◆ **EXERCISE DESCRIPTION**
Only lines holding "examine" are needed; copy each of them from the data below.

[Stored entries]

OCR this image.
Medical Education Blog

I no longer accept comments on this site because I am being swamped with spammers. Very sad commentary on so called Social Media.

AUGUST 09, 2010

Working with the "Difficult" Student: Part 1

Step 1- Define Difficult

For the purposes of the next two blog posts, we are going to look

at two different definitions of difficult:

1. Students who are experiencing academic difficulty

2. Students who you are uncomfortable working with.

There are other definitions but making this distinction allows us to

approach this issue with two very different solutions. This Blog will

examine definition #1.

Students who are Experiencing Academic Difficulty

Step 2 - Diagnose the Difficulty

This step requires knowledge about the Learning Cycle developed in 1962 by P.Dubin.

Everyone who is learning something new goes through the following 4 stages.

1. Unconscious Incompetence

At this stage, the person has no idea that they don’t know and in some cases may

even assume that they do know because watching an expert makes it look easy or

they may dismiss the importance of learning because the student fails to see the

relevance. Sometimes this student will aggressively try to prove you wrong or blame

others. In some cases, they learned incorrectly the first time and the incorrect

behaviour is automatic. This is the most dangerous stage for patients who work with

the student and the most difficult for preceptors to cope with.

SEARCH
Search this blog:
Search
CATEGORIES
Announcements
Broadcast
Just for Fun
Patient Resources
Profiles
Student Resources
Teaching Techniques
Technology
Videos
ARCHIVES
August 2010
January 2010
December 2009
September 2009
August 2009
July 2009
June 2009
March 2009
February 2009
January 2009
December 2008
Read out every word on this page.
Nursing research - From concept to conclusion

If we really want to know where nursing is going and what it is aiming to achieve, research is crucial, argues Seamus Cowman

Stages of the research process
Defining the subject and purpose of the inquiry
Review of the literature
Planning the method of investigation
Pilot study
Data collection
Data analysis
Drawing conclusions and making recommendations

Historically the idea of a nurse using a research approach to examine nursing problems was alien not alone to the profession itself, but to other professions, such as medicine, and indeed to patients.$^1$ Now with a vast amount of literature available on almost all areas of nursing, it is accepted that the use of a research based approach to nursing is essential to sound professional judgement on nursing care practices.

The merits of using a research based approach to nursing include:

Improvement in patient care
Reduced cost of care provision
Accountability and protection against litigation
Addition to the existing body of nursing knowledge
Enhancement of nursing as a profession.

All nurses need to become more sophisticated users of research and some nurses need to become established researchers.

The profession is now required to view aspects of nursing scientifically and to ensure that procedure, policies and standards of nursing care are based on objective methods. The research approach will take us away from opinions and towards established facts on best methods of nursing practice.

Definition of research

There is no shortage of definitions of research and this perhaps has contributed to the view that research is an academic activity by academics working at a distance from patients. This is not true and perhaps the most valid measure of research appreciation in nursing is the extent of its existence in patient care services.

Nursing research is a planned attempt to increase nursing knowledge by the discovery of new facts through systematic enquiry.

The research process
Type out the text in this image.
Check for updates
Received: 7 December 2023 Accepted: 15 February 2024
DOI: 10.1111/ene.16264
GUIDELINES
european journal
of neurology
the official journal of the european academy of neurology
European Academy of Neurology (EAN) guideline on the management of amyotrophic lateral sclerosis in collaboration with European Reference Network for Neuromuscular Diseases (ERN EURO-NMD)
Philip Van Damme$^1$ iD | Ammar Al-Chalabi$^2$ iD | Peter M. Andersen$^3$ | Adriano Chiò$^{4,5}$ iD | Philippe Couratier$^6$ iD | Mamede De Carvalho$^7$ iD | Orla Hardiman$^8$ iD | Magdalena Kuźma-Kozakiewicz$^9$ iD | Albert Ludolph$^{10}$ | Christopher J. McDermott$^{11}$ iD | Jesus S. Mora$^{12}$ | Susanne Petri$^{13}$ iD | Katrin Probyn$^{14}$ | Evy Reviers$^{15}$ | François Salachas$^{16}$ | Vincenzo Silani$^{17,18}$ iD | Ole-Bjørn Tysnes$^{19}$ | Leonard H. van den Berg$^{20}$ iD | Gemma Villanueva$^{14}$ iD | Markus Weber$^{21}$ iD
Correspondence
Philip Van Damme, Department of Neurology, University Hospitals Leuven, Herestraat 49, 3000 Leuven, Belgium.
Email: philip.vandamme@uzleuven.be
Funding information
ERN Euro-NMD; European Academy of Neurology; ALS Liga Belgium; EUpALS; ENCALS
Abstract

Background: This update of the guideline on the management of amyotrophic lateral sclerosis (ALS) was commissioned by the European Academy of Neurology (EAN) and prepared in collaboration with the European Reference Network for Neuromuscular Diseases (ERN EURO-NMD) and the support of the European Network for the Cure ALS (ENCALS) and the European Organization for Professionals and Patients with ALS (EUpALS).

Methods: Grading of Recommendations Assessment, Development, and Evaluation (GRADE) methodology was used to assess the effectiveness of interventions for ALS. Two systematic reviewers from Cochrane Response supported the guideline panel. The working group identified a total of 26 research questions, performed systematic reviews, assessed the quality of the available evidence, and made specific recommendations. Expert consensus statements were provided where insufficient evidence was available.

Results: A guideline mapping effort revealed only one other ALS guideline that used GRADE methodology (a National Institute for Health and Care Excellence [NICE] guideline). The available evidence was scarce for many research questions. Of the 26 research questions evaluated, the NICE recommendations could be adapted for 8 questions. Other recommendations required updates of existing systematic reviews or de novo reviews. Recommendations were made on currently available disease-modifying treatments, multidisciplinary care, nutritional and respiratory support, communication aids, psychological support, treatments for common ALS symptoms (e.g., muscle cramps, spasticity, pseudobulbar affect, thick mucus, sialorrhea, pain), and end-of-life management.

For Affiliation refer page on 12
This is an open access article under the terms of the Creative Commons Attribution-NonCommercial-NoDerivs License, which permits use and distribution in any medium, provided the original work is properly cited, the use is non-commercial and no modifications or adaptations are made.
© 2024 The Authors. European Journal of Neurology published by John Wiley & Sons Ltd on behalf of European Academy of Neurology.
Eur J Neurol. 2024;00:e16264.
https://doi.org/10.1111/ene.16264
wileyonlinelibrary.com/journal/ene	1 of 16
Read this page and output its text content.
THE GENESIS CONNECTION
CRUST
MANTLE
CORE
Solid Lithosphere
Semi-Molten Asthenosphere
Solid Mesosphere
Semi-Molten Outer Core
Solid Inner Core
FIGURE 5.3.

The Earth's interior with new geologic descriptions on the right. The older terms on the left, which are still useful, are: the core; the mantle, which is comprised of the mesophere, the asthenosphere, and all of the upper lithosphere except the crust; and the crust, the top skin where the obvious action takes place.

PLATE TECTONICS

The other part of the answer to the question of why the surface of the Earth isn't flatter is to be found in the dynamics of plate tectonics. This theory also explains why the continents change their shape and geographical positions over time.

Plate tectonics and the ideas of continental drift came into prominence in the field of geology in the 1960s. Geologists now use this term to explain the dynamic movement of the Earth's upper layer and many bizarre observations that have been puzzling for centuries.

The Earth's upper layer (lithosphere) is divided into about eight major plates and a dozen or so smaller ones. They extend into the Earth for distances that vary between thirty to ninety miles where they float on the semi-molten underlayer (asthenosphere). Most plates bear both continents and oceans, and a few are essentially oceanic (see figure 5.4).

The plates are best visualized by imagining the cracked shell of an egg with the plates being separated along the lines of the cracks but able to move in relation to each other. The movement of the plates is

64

◆ **ANSWER AREA**
examine definition #1.
Historically the idea of a nurse using a research approach to examine nursing problems was alien not alone to the profession itself, but to other professions, such as medicine, and indeed to patients.$^1$ Now with a vast amount of literature available on almost all areas of nursing, it is accepted that the use of a research based approach to nursing is essential to sound professional judgement on nursing care practices.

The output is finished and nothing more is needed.